## Start AVAILABLE DATA
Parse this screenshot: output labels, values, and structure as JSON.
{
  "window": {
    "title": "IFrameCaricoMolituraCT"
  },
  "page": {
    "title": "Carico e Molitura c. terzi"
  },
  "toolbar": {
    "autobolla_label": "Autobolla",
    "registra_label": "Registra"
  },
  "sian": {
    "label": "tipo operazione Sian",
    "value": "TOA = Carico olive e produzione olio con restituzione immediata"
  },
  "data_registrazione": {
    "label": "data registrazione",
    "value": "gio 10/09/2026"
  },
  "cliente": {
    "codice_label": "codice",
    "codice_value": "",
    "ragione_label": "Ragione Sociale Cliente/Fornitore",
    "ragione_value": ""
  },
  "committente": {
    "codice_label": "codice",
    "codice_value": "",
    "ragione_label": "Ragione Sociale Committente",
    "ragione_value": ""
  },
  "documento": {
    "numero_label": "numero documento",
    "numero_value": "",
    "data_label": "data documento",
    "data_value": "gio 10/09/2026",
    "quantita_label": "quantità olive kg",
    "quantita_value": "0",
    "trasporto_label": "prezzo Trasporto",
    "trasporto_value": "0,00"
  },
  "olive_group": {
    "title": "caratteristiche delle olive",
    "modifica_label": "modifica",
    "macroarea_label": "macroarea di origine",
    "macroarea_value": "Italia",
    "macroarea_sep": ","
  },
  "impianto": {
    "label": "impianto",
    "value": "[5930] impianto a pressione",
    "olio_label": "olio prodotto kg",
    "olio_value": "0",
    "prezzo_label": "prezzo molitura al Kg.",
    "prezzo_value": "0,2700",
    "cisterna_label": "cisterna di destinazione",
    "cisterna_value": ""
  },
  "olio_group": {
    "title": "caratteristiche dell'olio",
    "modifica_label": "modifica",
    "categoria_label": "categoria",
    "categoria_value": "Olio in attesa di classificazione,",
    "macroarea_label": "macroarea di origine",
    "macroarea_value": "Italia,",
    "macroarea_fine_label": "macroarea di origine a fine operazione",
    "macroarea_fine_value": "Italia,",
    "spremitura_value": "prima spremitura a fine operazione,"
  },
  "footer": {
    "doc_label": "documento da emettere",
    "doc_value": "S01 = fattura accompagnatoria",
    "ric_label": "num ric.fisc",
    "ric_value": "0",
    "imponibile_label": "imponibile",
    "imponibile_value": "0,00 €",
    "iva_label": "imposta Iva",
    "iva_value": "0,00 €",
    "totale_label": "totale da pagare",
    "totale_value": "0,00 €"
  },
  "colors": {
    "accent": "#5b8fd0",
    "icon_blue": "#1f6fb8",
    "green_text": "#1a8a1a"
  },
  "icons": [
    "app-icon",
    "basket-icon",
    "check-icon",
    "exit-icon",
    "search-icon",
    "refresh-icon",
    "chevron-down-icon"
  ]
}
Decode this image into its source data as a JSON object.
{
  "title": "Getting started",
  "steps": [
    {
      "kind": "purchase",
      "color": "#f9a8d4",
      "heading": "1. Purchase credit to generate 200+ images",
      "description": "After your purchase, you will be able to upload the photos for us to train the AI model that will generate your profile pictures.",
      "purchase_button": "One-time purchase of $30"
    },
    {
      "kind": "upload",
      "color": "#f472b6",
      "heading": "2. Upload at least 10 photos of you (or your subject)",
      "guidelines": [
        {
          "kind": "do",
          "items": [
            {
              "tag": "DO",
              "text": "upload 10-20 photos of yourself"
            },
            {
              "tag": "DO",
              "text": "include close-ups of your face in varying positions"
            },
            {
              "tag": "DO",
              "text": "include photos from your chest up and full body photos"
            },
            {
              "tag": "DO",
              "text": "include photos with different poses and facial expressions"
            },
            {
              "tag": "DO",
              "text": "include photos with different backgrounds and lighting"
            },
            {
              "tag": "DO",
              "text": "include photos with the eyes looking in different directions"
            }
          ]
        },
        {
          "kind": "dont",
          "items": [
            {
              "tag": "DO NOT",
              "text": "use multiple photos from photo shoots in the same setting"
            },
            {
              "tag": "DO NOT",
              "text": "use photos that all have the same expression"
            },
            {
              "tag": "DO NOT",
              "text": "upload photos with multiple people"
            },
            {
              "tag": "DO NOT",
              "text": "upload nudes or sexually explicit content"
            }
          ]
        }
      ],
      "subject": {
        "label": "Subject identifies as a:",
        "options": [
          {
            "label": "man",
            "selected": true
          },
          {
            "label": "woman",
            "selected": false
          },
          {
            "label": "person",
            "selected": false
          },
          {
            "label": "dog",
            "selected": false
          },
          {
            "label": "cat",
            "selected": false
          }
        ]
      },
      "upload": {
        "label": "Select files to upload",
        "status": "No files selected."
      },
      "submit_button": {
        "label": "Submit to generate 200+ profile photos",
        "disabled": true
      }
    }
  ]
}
## End AVAILABLE DATA
• WHAT IS REQUIRED
Identify the lines in the entries that hold "caratteristiche" and return each one.

• COMPLETED TASK
    "title": "caratteristiche delle olive",
    "title": "caratteristiche dell'olio",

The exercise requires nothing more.